-- WHAT IS EXPECTED --
How many lines of the data hold the word "Responsible"? State the number and nothing else.
-*-
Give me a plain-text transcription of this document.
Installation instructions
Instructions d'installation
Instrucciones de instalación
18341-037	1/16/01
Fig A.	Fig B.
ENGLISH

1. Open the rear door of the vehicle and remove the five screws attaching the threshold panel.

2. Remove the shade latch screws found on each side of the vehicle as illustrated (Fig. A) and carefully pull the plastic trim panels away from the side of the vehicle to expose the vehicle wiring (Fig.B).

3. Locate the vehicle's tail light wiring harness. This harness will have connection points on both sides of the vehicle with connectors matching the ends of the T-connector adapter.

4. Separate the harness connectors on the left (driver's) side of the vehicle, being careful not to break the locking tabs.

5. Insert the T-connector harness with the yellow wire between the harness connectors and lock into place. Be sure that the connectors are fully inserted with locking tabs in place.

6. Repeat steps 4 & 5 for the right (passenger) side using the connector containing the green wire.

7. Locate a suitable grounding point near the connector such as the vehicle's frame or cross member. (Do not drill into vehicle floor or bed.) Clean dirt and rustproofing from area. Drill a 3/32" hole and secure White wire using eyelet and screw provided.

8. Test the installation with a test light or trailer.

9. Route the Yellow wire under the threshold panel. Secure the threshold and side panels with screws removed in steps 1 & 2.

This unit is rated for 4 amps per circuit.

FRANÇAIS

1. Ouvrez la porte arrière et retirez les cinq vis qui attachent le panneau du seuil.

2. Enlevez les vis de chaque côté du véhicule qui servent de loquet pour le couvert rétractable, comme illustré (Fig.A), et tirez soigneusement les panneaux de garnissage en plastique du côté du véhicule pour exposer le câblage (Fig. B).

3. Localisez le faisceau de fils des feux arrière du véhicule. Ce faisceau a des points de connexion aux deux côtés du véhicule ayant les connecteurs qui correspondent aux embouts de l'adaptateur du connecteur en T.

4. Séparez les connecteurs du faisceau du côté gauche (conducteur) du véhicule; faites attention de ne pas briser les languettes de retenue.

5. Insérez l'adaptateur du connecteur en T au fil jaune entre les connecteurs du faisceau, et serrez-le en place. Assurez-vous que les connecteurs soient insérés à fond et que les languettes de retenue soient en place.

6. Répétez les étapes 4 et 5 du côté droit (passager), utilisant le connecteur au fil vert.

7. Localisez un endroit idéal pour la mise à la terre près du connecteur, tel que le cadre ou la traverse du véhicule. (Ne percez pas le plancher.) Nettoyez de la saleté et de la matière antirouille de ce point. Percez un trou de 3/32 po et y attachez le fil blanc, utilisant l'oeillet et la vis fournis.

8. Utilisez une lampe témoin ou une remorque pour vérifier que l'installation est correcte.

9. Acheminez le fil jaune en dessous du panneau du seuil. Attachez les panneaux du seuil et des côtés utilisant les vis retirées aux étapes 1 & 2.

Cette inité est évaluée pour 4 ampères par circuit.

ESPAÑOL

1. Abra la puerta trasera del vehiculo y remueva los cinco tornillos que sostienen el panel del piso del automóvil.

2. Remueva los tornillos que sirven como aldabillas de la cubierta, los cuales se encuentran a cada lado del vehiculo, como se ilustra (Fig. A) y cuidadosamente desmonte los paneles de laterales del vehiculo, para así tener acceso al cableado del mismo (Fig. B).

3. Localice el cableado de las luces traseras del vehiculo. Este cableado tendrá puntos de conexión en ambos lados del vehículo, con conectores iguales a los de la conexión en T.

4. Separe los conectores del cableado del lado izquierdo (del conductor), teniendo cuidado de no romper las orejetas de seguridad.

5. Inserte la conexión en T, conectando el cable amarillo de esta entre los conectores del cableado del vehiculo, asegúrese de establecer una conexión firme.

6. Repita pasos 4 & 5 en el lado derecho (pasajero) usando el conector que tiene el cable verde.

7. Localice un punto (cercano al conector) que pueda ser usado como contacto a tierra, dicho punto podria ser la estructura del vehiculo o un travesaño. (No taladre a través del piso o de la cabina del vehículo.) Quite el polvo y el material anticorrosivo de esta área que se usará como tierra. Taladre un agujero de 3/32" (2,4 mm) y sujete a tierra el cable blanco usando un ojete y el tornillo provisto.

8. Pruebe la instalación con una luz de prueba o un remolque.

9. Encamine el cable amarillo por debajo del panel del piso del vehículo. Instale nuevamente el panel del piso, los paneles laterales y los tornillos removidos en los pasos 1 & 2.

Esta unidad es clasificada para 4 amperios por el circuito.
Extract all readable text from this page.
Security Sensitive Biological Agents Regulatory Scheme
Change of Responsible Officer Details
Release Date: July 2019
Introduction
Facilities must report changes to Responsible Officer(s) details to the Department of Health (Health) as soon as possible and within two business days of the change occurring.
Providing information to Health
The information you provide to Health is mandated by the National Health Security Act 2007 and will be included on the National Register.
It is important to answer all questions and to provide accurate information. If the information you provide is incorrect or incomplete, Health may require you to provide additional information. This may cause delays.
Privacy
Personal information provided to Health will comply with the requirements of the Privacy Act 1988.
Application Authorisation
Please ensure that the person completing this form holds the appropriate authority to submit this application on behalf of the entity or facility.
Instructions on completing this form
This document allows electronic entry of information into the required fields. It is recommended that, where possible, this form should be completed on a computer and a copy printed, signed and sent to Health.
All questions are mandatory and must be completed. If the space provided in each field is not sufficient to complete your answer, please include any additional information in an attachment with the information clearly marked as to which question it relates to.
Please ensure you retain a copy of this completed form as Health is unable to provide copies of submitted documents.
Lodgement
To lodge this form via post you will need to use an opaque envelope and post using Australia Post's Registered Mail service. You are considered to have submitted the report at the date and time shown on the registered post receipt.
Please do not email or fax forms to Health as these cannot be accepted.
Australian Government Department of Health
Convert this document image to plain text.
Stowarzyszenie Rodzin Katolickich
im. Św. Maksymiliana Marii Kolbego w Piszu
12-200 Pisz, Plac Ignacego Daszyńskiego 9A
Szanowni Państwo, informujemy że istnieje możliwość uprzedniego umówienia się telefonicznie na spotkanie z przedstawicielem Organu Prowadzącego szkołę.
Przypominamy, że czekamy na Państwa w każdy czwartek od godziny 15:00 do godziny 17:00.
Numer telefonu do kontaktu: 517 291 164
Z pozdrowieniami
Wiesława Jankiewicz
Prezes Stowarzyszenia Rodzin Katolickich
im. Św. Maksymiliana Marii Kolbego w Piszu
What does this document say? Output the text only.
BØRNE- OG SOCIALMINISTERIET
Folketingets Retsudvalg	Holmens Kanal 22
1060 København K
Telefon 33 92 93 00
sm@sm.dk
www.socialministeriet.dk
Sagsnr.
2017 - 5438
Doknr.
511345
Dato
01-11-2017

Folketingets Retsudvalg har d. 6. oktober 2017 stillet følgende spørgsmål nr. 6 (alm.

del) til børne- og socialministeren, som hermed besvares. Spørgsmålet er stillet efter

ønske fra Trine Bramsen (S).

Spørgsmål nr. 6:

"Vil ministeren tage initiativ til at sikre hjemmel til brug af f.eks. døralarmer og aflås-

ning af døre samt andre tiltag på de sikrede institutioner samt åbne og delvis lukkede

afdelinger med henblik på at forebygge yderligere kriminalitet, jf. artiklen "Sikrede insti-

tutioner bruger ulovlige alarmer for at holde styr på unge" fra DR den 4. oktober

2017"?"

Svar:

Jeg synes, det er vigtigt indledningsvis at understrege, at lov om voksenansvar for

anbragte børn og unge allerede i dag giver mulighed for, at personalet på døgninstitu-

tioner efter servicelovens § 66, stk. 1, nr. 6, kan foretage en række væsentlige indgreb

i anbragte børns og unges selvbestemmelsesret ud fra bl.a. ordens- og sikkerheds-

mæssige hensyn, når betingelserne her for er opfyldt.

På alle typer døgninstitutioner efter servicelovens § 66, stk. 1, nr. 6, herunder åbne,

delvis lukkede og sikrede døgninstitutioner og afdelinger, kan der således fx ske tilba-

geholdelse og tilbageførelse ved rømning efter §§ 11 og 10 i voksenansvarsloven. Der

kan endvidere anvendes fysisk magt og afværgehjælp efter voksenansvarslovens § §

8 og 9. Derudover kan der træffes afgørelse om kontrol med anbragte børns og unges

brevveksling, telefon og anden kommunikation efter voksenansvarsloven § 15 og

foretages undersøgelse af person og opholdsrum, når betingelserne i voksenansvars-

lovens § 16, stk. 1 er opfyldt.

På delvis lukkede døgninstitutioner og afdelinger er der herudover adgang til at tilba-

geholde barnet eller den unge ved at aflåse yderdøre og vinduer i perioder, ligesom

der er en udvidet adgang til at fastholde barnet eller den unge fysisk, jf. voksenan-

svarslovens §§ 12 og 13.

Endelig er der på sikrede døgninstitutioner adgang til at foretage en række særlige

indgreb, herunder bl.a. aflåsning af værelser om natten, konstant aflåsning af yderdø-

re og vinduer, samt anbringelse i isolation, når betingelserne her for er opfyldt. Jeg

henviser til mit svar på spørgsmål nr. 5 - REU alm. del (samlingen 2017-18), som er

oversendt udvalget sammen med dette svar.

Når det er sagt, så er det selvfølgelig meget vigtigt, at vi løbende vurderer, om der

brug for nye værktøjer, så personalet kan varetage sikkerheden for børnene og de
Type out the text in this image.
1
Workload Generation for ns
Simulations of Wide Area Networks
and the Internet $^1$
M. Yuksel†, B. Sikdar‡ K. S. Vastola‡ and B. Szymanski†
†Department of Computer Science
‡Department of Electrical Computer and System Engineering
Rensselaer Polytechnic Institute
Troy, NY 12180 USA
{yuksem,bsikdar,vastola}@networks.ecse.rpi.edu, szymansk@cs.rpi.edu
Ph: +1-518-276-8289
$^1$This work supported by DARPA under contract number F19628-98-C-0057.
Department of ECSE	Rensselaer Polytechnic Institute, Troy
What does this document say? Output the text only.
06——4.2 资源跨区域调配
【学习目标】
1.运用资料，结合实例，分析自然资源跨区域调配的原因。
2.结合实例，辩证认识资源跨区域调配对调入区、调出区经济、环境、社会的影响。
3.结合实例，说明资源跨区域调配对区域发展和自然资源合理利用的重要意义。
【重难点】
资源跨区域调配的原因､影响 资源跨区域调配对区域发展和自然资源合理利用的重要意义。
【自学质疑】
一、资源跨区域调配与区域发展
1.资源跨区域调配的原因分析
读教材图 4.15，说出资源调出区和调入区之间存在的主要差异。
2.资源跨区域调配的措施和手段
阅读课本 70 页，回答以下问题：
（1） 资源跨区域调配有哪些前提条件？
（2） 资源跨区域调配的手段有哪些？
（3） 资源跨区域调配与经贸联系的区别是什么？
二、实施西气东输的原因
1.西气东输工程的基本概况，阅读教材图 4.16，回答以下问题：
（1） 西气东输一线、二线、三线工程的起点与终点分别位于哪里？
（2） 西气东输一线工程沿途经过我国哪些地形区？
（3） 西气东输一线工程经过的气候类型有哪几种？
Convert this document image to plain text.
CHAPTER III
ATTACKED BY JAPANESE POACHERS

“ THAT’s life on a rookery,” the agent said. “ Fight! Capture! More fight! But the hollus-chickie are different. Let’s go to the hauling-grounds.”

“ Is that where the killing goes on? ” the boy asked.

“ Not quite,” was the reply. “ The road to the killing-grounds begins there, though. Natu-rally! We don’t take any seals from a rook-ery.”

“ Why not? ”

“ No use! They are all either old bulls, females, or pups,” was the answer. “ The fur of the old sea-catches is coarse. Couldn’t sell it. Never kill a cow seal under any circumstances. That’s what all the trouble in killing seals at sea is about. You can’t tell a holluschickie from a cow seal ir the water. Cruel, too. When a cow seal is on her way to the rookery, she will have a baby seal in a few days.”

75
-*-
-- REPLY TO THE EXERCISE --
2